INSTRUCTIONS FOR THE TASK: Give all the lines below again, exactly, with no pictures.

[Data items]
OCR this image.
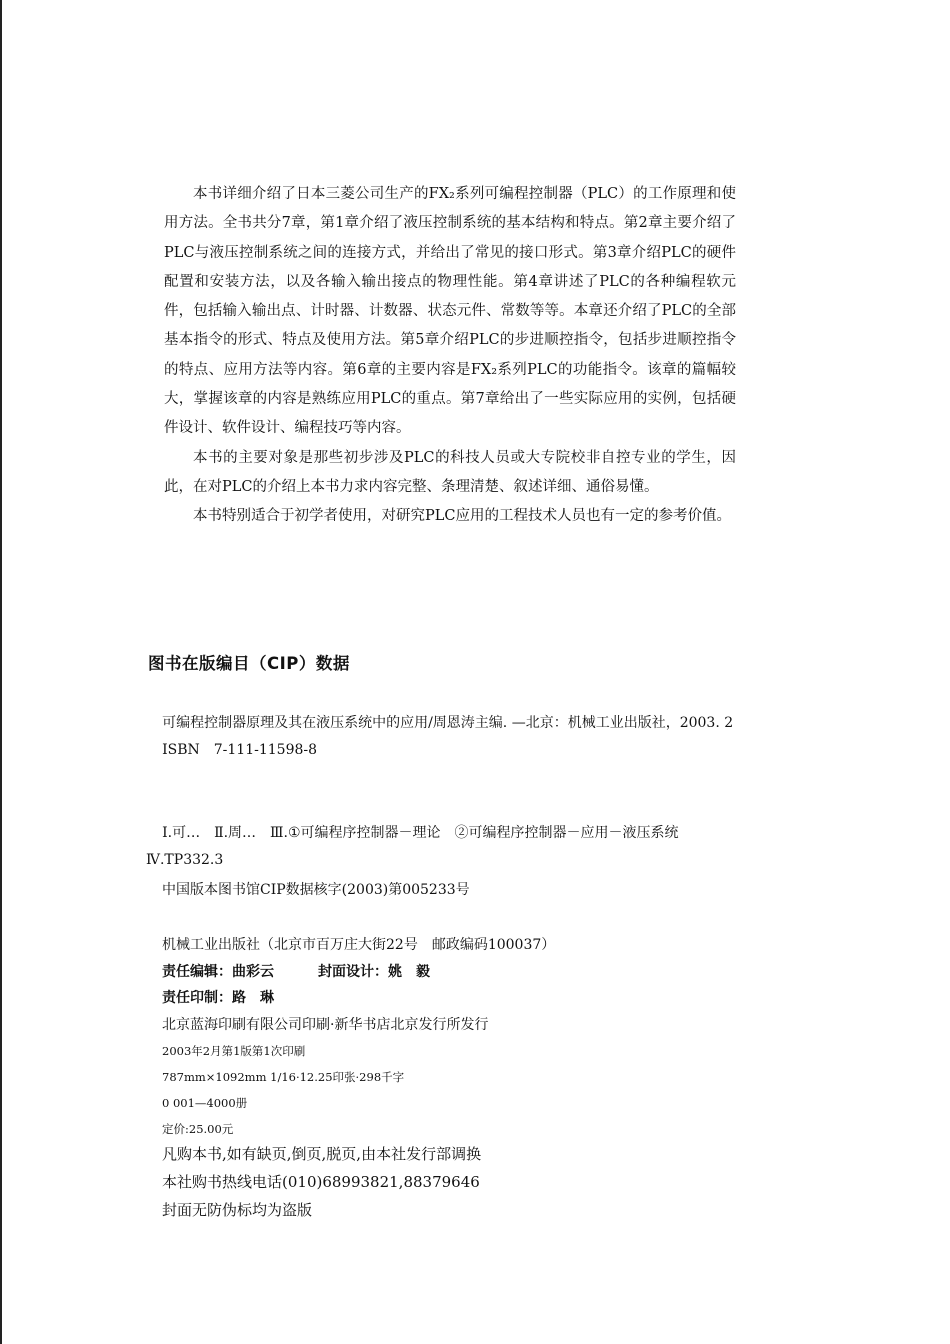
本书详细介绍了日本三菱公司生产的FX₂系列可编程控制器（PLC）的工作原理和使用方法。全书共分7章，第1章介绍了液压控制系统的基本结构和特点。第2章主要介绍了PLC与液压控制系统之间的连接方式，并给出了常见的接口形式。第3章介绍PLC的硬件配置和安装方法，以及各输入输出接点的物理性能。第4章讲述了PLC的各种编程软元件，包括输入输出点、计时器、计数器、状态元件、常数等等。本章还介绍了PLC的全部基本指令的形式、特点及使用方法。第5章介绍PLC的步进顺控指令，包括步进顺控指令的特点、应用方法等内容。第6章的主要内容是FX₂系列PLC的功能指令。该章的篇幅较大，掌握该章的内容是熟练应用PLC的重点。第7章给出了一些实际应用的实例，包括硬件设计、软件设计、编程技巧等内容。

本书的主要对象是那些初步涉及PLC的科技人员或大专院校非自控专业的学生，因此，在对PLC的介绍上本书力求内容完整、条理清楚、叙述详细、通俗易懂。

本书特别适合于初学者使用，对研究PLC应用的工程技术人员也有一定的参考价值。

图书在版编目（CIP）数据

可编程控制器原理及其在液压系统中的应用/周恩涛主编. —北京：机械工业出版社，2003. 2

ISBN　7-111-11598-8

Ⅰ.可…　Ⅱ.周…　Ⅲ.①可编程序控制器－理论　②可编程序控制器－应用－液压系统　Ⅳ.TP332.3

中国版本图书馆CIP数据核字(2003)第005233号

机械工业出版社（北京市百万庄大街22号　邮政编码100037）

责任编辑：曲彩云	封面设计：姚　毅

责任印制：路　琳

北京蓝海印刷有限公司印刷·新华书店北京发行所发行

2003年2月第1版第1次印刷

787mm×1092mm 1/16·12.25印张·298千字

0 001—4000册

定价:25.00元

凡购本书,如有缺页,倒页,脱页,由本社发行部调换

本社购书热线电话(010)68993821,88379646

封面无防伪标均为盗版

RESULT FOR THIS EXERCISE:
OCR this image.
本书详细介绍了日本三菱公司生产的FX₂系列可编程控制器（PLC）的工作原理和使用方法。全书共分7章，第1章介绍了液压控制系统的基本结构和特点。第2章主要介绍了PLC与液压控制系统之间的连接方式，并给出了常见的接口形式。第3章介绍PLC的硬件配置和安装方法，以及各输入输出接点的物理性能。第4章讲述了PLC的各种编程软元件，包括输入输出点、计时器、计数器、状态元件、常数等等。本章还介绍了PLC的全部基本指令的形式、特点及使用方法。第5章介绍PLC的步进顺控指令，包括步进顺控指令的特点、应用方法等内容。第6章的主要内容是FX₂系列PLC的功能指令。该章的篇幅较大，掌握该章的内容是熟练应用PLC的重点。第7章给出了一些实际应用的实例，包括硬件设计、软件设计、编程技巧等内容。

本书的主要对象是那些初步涉及PLC的科技人员或大专院校非自控专业的学生，因此，在对PLC的介绍上本书力求内容完整、条理清楚、叙述详细、通俗易懂。

本书特别适合于初学者使用，对研究PLC应用的工程技术人员也有一定的参考价值。

图书在版编目（CIP）数据

可编程控制器原理及其在液压系统中的应用/周恩涛主编. —北京：机械工业出版社，2003. 2

ISBN　7-111-11598-8

Ⅰ.可…　Ⅱ.周…　Ⅲ.①可编程序控制器－理论　②可编程序控制器－应用－液压系统　Ⅳ.TP332.3

中国版本图书馆CIP数据核字(2003)第005233号

机械工业出版社（北京市百万庄大街22号　邮政编码100037）

责任编辑：曲彩云	封面设计：姚　毅

责任印制：路　琳

北京蓝海印刷有限公司印刷·新华书店北京发行所发行

2003年2月第1版第1次印刷

787mm×1092mm 1/16·12.25印张·298千字

0 001—4000册

定价:25.00元

凡购本书,如有缺页,倒页,脱页,由本社发行部调换

本社购书热线电话(010)68993821,88379646

封面无防伪标均为盗版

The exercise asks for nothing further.